> **WHAT IS ASKED**: Each entry has to be copied exactly, with nothing missed.

> **EXTRACTED DATA**:
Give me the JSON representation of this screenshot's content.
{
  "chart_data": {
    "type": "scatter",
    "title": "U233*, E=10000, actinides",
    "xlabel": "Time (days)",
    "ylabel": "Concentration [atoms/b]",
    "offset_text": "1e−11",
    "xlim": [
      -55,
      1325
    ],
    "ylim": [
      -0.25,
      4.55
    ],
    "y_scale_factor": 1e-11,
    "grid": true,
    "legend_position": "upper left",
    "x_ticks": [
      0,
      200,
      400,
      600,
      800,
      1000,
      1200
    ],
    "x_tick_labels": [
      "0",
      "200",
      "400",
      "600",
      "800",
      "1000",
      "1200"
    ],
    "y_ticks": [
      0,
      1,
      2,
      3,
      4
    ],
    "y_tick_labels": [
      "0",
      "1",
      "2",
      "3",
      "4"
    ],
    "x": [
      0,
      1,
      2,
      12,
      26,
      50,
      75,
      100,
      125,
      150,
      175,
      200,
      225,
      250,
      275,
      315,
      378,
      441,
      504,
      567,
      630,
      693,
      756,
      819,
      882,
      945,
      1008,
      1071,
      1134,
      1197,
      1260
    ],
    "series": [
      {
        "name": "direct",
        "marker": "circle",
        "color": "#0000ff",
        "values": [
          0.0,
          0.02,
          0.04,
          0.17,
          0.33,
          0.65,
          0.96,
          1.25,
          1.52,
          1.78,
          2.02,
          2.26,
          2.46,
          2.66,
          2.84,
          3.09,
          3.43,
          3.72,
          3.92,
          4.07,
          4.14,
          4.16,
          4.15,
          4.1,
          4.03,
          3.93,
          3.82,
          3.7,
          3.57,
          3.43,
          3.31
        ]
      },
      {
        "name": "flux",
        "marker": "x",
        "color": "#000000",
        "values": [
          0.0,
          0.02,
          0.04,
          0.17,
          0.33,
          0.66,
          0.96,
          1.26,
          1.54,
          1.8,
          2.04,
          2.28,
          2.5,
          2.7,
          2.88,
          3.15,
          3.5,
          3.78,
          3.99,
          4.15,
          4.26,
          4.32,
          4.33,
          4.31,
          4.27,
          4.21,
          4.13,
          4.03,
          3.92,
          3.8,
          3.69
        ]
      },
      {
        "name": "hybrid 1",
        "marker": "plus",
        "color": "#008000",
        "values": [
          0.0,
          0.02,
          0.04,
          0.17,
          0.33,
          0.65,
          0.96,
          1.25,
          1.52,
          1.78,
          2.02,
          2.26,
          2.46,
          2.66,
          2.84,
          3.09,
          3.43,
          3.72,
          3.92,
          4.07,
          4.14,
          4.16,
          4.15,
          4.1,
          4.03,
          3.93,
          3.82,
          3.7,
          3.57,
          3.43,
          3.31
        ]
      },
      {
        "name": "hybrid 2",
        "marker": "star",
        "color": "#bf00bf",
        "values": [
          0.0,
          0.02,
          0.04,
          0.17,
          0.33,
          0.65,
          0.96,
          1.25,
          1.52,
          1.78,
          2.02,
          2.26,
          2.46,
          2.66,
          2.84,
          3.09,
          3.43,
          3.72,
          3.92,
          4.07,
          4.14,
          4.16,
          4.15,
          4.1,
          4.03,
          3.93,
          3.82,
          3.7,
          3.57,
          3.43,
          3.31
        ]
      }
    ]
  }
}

> **CORRECT ANSWER**:
Give me the JSON representation of this screenshot's content.
{
  "chart_data": {
    "type": "scatter",
    "title": "U233*, E=10000, actinides",
    "xlabel": "Time (days)",
    "ylabel": "Concentration [atoms/b]",
    "offset_text": "1e−11",
    "xlim": [
      -55,
      1325
    ],
    "ylim": [
      -0.25,
      4.55
    ],
    "y_scale_factor": 1e-11,
    "grid": true,
    "legend_position": "upper left",
    "x_ticks": [
      0,
      200,
      400,
      600,
      800,
      1000,
      1200
    ],
    "x_tick_labels": [
      "0",
      "200",
      "400",
      "600",
      "800",
      "1000",
      "1200"
    ],
    "y_ticks": [
      0,
      1,
      2,
      3,
      4
    ],
    "y_tick_labels": [
      "0",
      "1",
      "2",
      "3",
      "4"
    ],
    "x": [
      0,
      1,
      2,
      12,
      26,
      50,
      75,
      100,
      125,
      150,
      175,
      200,
      225,
      250,
      275,
      315,
      378,
      441,
      504,
      567,
      630,
      693,
      756,
      819,
      882,
      945,
      1008,
      1071,
      1134,
      1197,
      1260
    ],
    "series": [
      {
        "name": "direct",
        "marker": "circle",
        "color": "#0000ff",
        "values": [
          0.0,
          0.02,
          0.04,
          0.17,
          0.33,
          0.65,
          0.96,
          1.25,
          1.52,
          1.78,
          2.02,
          2.26,
          2.46,
          2.66,
          2.84,
          3.09,
          3.43,
          3.72,
          3.92,
          4.07,
          4.14,
          4.16,
          4.15,
          4.1,
          4.03,
          3.93,
          3.82,
          3.7,
          3.57,
          3.43,
          3.31
        ]
      },
      {
        "name": "flux",
        "marker": "x",
        "color": "#000000",
        "values": [
          0.0,
          0.02,
          0.04,
          0.17,
          0.33,
          0.66,
          0.96,
          1.26,
          1.54,
          1.8,
          2.04,
          2.28,
          2.5,
          2.7,
          2.88,
          3.15,
          3.5,
          3.78,
          3.99,
          4.15,
          4.26,
          4.32,
          4.33,
          4.31,
          4.27,
          4.21,
          4.13,
          4.03,
          3.92,
          3.8,
          3.69
        ]
      },
      {
        "name": "hybrid 1",
        "marker": "plus",
        "color": "#008000",
        "values": [
          0.0,
          0.02,
          0.04,
          0.17,
          0.33,
          0.65,
          0.96,
          1.25,
          1.52,
          1.78,
          2.02,
          2.26,
          2.46,
          2.66,
          2.84,
          3.09,
          3.43,
          3.72,
          3.92,
          4.07,
          4.14,
          4.16,
          4.15,
          4.1,
          4.03,
          3.93,
          3.82,
          3.7,
          3.57,
          3.43,
          3.31
        ]
      },
      {
        "name": "hybrid 2",
        "marker": "star",
        "color": "#bf00bf",
        "values": [
          0.0,
          0.02,
          0.04,
          0.17,
          0.33,
          0.65,
          0.96,
          1.25,
          1.52,
          1.78,
          2.02,
          2.26,
          2.46,
          2.66,
          2.84,
          3.09,
          3.43,
          3.72,
          3.92,
          4.07,
          4.14,
          4.16,
          4.15,
          4.1,
          4.03,
          3.93,
          3.82,
          3.7,
          3.57,
          3.43,
          3.31
        ]
      }
    ]
  }
}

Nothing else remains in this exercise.